**What the exercise asks:**
Keep only those lines of the records that include the string "this".

(Data records)

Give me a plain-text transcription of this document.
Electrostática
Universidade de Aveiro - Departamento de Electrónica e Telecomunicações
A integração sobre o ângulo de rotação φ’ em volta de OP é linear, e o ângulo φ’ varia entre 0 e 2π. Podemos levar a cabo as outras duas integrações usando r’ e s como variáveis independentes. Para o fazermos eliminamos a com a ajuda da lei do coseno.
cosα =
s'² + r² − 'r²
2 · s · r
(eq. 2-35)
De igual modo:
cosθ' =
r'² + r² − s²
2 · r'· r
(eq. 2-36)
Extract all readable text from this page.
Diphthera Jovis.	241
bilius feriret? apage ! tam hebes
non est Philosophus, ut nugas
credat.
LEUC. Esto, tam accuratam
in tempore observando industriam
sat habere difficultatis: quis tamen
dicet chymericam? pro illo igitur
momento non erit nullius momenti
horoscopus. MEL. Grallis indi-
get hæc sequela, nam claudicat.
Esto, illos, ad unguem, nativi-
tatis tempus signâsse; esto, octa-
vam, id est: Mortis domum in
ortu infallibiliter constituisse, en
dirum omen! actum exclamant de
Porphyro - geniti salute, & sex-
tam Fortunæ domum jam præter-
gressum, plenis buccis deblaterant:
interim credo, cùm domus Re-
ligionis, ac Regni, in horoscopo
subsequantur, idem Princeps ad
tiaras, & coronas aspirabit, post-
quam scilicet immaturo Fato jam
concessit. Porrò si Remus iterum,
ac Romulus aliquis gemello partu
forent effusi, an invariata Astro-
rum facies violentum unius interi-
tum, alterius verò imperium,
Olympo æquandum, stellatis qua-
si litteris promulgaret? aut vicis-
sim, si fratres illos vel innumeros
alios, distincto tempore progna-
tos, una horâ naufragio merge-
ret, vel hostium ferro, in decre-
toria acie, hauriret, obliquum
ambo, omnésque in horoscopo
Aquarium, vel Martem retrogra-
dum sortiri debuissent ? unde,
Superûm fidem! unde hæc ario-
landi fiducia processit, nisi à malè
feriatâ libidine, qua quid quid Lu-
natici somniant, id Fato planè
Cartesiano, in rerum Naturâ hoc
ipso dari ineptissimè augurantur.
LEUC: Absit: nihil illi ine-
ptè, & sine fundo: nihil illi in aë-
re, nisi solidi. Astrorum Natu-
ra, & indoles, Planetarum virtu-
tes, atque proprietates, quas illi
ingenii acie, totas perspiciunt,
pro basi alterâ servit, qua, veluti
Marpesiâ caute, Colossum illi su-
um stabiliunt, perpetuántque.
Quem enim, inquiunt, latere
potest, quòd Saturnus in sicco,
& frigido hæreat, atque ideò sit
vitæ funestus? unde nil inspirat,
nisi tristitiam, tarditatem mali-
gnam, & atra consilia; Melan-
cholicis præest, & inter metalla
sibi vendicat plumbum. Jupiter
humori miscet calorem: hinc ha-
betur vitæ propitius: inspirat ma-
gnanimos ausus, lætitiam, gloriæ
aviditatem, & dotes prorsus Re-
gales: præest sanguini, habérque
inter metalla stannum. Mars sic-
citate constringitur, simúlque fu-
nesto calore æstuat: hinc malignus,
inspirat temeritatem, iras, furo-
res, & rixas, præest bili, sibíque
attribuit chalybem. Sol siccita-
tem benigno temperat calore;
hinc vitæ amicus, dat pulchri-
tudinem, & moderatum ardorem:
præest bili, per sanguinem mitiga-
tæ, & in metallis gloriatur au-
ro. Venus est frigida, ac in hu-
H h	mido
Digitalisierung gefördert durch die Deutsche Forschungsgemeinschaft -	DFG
--
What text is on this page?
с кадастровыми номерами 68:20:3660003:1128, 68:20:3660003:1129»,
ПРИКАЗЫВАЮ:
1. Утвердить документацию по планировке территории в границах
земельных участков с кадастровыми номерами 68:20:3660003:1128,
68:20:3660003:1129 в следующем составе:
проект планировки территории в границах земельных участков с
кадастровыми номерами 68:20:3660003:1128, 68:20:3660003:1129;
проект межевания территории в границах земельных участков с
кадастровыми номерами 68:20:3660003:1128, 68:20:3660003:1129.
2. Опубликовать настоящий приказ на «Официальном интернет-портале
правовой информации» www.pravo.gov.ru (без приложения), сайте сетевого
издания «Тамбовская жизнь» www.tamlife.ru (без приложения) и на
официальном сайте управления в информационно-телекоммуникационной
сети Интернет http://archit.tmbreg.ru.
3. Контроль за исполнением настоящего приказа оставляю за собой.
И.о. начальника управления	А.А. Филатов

**Result below:**
Give me a plain-text transcription of this document.
Extract all readable text from this page.
What text is on this page?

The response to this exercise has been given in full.